[DATA LINES]:

——————

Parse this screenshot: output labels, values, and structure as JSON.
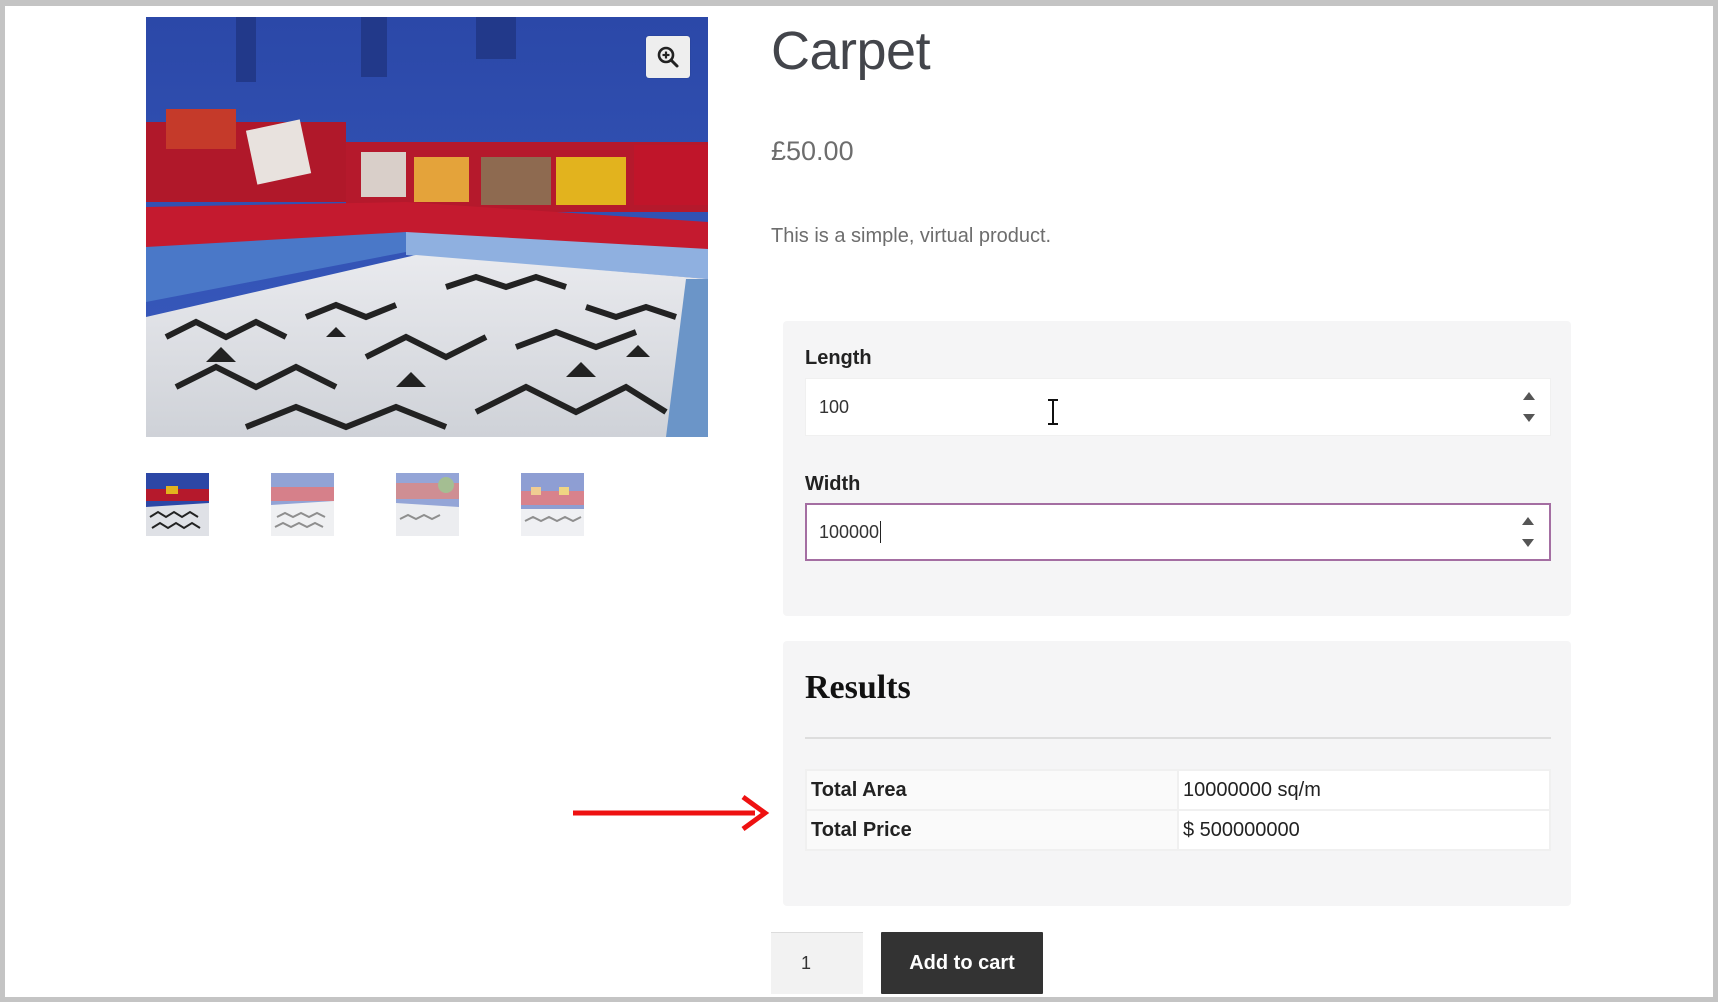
{
  "product": {
    "title": "Carpet",
    "price": "£50.00",
    "description": "This is a simple, virtual product."
  },
  "gallery": {
    "thumbnail_count": 4,
    "active_thumbnail": 1,
    "zoom_icon": "magnifier-plus-icon"
  },
  "calculator": {
    "length_label": "Length",
    "length_value": "100",
    "width_label": "Width",
    "width_value": "100000"
  },
  "results": {
    "title": "Results",
    "rows": [
      {
        "label": "Total Area",
        "value": "10000000 sq/m"
      },
      {
        "label": "Total Price",
        "value": "$ 500000000"
      }
    ]
  },
  "cart": {
    "quantity": "1",
    "add_to_cart_label": "Add to cart"
  },
  "colors": {
    "focus_border": "#a46ea2",
    "button_bg": "#333333",
    "annotation_arrow": "#ee1111",
    "panel_bg": "#f5f5f6"
  }
}
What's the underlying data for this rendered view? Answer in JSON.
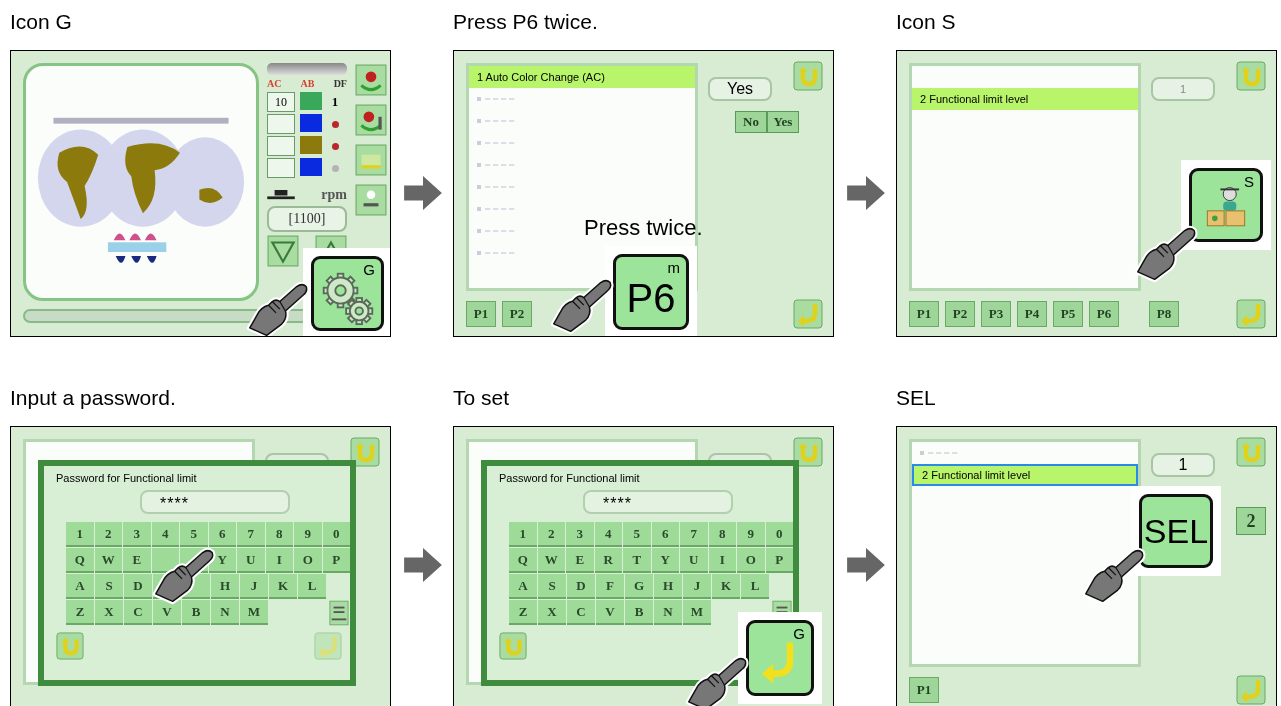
{
  "steps": [
    {
      "heading": "Icon G",
      "kind": "home",
      "labels": [
        {
          "text": "AC",
          "color": "#d8402e"
        },
        {
          "text": "AB",
          "color": "#d8402e"
        },
        {
          "text": "DF",
          "color": "#333333"
        }
      ],
      "counter": "10",
      "needle": "1",
      "threads": [
        {
          "color": "#3aa85a"
        },
        {
          "color": "#0a2ae0"
        },
        {
          "color": "#8c7a0c"
        },
        {
          "color": "#0a2ae0"
        }
      ],
      "status_dots": [
        {
          "color": "#b8282c"
        },
        {
          "color": "#b8282c"
        },
        {
          "color": "#b4b4b4"
        }
      ],
      "speed_unit": "rpm",
      "speed": "[1100]",
      "callout": {
        "kind": "gears",
        "letter": "G"
      }
    },
    {
      "heading": "Press P6 twice.",
      "kind": "list",
      "rows": [
        {
          "kind": "item",
          "text": "1 Auto Color Change (AC)",
          "selected": true
        },
        {
          "kind": "faded",
          "selected": false
        },
        {
          "kind": "faded",
          "selected": false
        },
        {
          "kind": "faded",
          "selected": false
        },
        {
          "kind": "faded",
          "selected": false
        },
        {
          "kind": "faded",
          "selected": false
        },
        {
          "kind": "faded",
          "selected": false
        },
        {
          "kind": "faded",
          "selected": false
        },
        {
          "kind": "faded",
          "selected": false
        }
      ],
      "value": "Yes",
      "value_faint": false,
      "choices": [
        "No",
        "Yes"
      ],
      "tab_groups": [
        [
          "P1",
          "P2"
        ]
      ],
      "note": "Press twice.",
      "callout": {
        "kind": "text",
        "label": "P6",
        "letter": "m"
      }
    },
    {
      "heading": "Icon S",
      "kind": "list",
      "rows": [
        {
          "kind": "item",
          "text": "2 Functional limit level",
          "selected": true
        }
      ],
      "value": "1",
      "value_faint": true,
      "tab_groups": [
        [
          "P1",
          "P2",
          "P3",
          "P4",
          "P5",
          "P6"
        ],
        [
          "P8"
        ]
      ],
      "callout": {
        "kind": "person",
        "letter": "S"
      }
    },
    {
      "heading": "Input a password.",
      "kind": "keyboard",
      "dialog_title": "Password for Functional limit",
      "password": "****",
      "key_rows": [
        [
          {
            "label": "1"
          },
          {
            "label": "2"
          },
          {
            "label": "3"
          },
          {
            "label": "4"
          },
          {
            "label": "5"
          },
          {
            "label": "6"
          },
          {
            "label": "7"
          },
          {
            "label": "8"
          },
          {
            "label": "9"
          },
          {
            "label": "0"
          }
        ],
        [
          {
            "label": "Q"
          },
          {
            "label": "W"
          },
          {
            "label": "E"
          },
          {
            "covered": true
          },
          {
            "covered": true
          },
          {
            "label": "Y"
          },
          {
            "label": "U"
          },
          {
            "label": "I"
          },
          {
            "label": "O"
          },
          {
            "label": "P"
          }
        ],
        [
          {
            "label": "A"
          },
          {
            "label": "S"
          },
          {
            "label": "D"
          },
          {
            "covered": true
          },
          {
            "covered": true
          },
          {
            "label": "H"
          },
          {
            "label": "J"
          },
          {
            "label": "K"
          },
          {
            "label": "L"
          }
        ],
        [
          {
            "label": "Z"
          },
          {
            "label": "X"
          },
          {
            "label": "C"
          },
          {
            "label": "V"
          },
          {
            "label": "B"
          },
          {
            "label": "N"
          },
          {
            "label": "M"
          }
        ]
      ]
    },
    {
      "heading": "To set",
      "kind": "keyboard",
      "dialog_title": "Password for Functional limit",
      "password": "****",
      "key_rows": [
        [
          {
            "label": "1"
          },
          {
            "label": "2"
          },
          {
            "label": "3"
          },
          {
            "label": "4"
          },
          {
            "label": "5"
          },
          {
            "label": "6"
          },
          {
            "label": "7"
          },
          {
            "label": "8"
          },
          {
            "label": "9"
          },
          {
            "label": "0"
          }
        ],
        [
          {
            "label": "Q"
          },
          {
            "label": "W"
          },
          {
            "label": "E"
          },
          {
            "label": "R"
          },
          {
            "label": "T"
          },
          {
            "label": "Y"
          },
          {
            "label": "U"
          },
          {
            "label": "I"
          },
          {
            "label": "O"
          },
          {
            "label": "P"
          }
        ],
        [
          {
            "label": "A"
          },
          {
            "label": "S"
          },
          {
            "label": "D"
          },
          {
            "label": "F"
          },
          {
            "label": "G"
          },
          {
            "label": "H"
          },
          {
            "label": "J"
          },
          {
            "label": "K"
          },
          {
            "label": "L"
          }
        ],
        [
          {
            "label": "Z"
          },
          {
            "label": "X"
          },
          {
            "label": "C"
          },
          {
            "label": "V"
          },
          {
            "label": "B"
          },
          {
            "label": "N"
          },
          {
            "label": "M"
          }
        ]
      ],
      "callout": {
        "kind": "enter",
        "letter": "G"
      }
    },
    {
      "heading": "SEL",
      "kind": "list",
      "rows": [
        {
          "kind": "faded",
          "selected": false
        },
        {
          "kind": "item",
          "text": "2 Functional limit level",
          "selected": true,
          "focused": true
        }
      ],
      "value": "1",
      "value_faint": false,
      "side_button": "2",
      "tab_groups": [
        [
          "P1"
        ]
      ],
      "callout": {
        "kind": "text",
        "label": "SEL"
      }
    }
  ]
}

——————

Leave out all images, then reproduce the entries above exactly.

Parse this screenshot: output labels, values, and structure as JSON.
{
  "product": {
    "title": "Carpet",
    "price": "£50.00",
    "description": "This is a simple, virtual product."
  },
  "gallery": {
    "thumbnail_count": 4,
    "active_thumbnail": 1,
    "zoom_icon": "magnifier-plus-icon"
  },
  "calculator": {
    "length_label": "Length",
    "length_value": "100",
    "width_label": "Width",
    "width_value": "100000"
  },
  "results": {
    "title": "Results",
    "rows": [
      {
        "label": "Total Area",
        "value": "10000000 sq/m"
      },
      {
        "label": "Total Price",
        "value": "$ 500000000"
      }
    ]
  },
  "cart": {
    "quantity": "1",
    "add_to_cart_label": "Add to cart"
  },
  "colors": {
    "focus_border": "#a46ea2",
    "button_bg": "#333333",
    "annotation_arrow": "#ee1111",
    "panel_bg": "#f5f5f6"
  }
}
What's the underlying data for this rendered view? Answer in JSON.
{
  "steps": [
    {
      "heading": "Icon G",
      "kind": "home",
      "labels": [
        {
          "text": "AC",
          "color": "#d8402e"
        },
        {
          "text": "AB",
          "color": "#d8402e"
        },
        {
          "text": "DF",
          "color": "#333333"
        }
      ],
      "counter": "10",
      "needle": "1",
      "threads": [
        {
          "color": "#3aa85a"
        },
        {
          "color": "#0a2ae0"
        },
        {
          "color": "#8c7a0c"
        },
        {
          "color": "#0a2ae0"
        }
      ],
      "status_dots": [
        {
          "color": "#b8282c"
        },
        {
          "color": "#b8282c"
        },
        {
          "color": "#b4b4b4"
        }
      ],
      "speed_unit": "rpm",
      "speed": "[1100]",
      "callout": {
        "kind": "gears",
        "letter": "G"
      }
    },
    {
      "heading": "Press P6 twice.",
      "kind": "list",
      "rows": [
        {
          "kind": "item",
          "text": "1 Auto Color Change (AC)",
          "selected": true
        },
        {
          "kind": "faded",
          "selected": false
        },
        {
          "kind": "faded",
          "selected": false
        },
        {
          "kind": "faded",
          "selected": false
        },
        {
          "kind": "faded",
          "selected": false
        },
        {
          "kind": "faded",
          "selected": false
        },
        {
          "kind": "faded",
          "selected": false
        },
        {
          "kind": "faded",
          "selected": false
        },
        {
          "kind": "faded",
          "selected": false
        }
      ],
      "value": "Yes",
      "value_faint": false,
      "choices": [
        "No",
        "Yes"
      ],
      "tab_groups": [
        [
          "P1",
          "P2"
        ]
      ],
      "note": "Press twice.",
      "callout": {
        "kind": "text",
        "label": "P6",
        "letter": "m"
      }
    },
    {
      "heading": "Icon S",
      "kind": "list",
      "rows": [
        {
          "kind": "item",
          "text": "2 Functional limit level",
          "selected": true
        }
      ],
      "value": "1",
      "value_faint": true,
      "tab_groups": [
        [
          "P1",
          "P2",
          "P3",
          "P4",
          "P5",
          "P6"
        ],
        [
          "P8"
        ]
      ],
      "callout": {
        "kind": "person",
        "letter": "S"
      }
    },
    {
      "heading": "Input a password.",
      "kind": "keyboard",
      "dialog_title": "Password for Functional limit",
      "password": "****",
      "key_rows": [
        [
          {
            "label": "1"
          },
          {
            "label": "2"
          },
          {
            "label": "3"
          },
          {
            "label": "4"
          },
          {
            "label": "5"
          },
          {
            "label": "6"
          },
          {
            "label": "7"
          },
          {
            "label": "8"
          },
          {
            "label": "9"
          },
          {
            "label": "0"
          }
        ],
        [
          {
            "label": "Q"
          },
          {
            "label": "W"
          },
          {
            "label": "E"
          },
          {
            "covered": true
          },
          {
            "covered": true
          },
          {
            "label": "Y"
          },
          {
            "label": "U"
          },
          {
            "label": "I"
          },
          {
            "label": "O"
          },
          {
            "label": "P"
          }
        ],
        [
          {
            "label": "A"
          },
          {
            "label": "S"
          },
          {
            "label": "D"
          },
          {
            "covered": true
          },
          {
            "covered": true
          },
          {
            "label": "H"
          },
          {
            "label": "J"
          },
          {
            "label": "K"
          },
          {
            "label": "L"
          }
        ],
        [
          {
            "label": "Z"
          },
          {
            "label": "X"
          },
          {
            "label": "C"
          },
          {
            "label": "V"
          },
          {
            "label": "B"
          },
          {
            "label": "N"
          },
          {
            "label": "M"
          }
        ]
      ]
    },
    {
      "heading": "To set",
      "kind": "keyboard",
      "dialog_title": "Password for Functional limit",
      "password": "****",
      "key_rows": [
        [
          {
            "label": "1"
          },
          {
            "label": "2"
          },
          {
            "label": "3"
          },
          {
            "label": "4"
          },
          {
            "label": "5"
          },
          {
            "label": "6"
          },
          {
            "label": "7"
          },
          {
            "label": "8"
          },
          {
            "label": "9"
          },
          {
            "label": "0"
          }
        ],
        [
          {
            "label": "Q"
          },
          {
            "label": "W"
          },
          {
            "label": "E"
          },
          {
            "label": "R"
          },
          {
            "label": "T"
          },
          {
            "label": "Y"
          },
          {
            "label": "U"
          },
          {
            "label": "I"
          },
          {
            "label": "O"
          },
          {
            "label": "P"
          }
        ],
        [
          {
            "label": "A"
          },
          {
            "label": "S"
          },
          {
            "label": "D"
          },
          {
            "label": "F"
          },
          {
            "label": "G"
          },
          {
            "label": "H"
          },
          {
            "label": "J"
          },
          {
            "label": "K"
          },
          {
            "label": "L"
          }
        ],
        [
          {
            "label": "Z"
          },
          {
            "label": "X"
          },
          {
            "label": "C"
          },
          {
            "label": "V"
          },
          {
            "label": "B"
          },
          {
            "label": "N"
          },
          {
            "label": "M"
          }
        ]
      ],
      "callout": {
        "kind": "enter",
        "letter": "G"
      }
    },
    {
      "heading": "SEL",
      "kind": "list",
      "rows": [
        {
          "kind": "faded",
          "selected": false
        },
        {
          "kind": "item",
          "text": "2 Functional limit level",
          "selected": true,
          "focused": true
        }
      ],
      "value": "1",
      "value_faint": false,
      "side_button": "2",
      "tab_groups": [
        [
          "P1"
        ]
      ],
      "callout": {
        "kind": "text",
        "label": "SEL"
      }
    }
  ]
}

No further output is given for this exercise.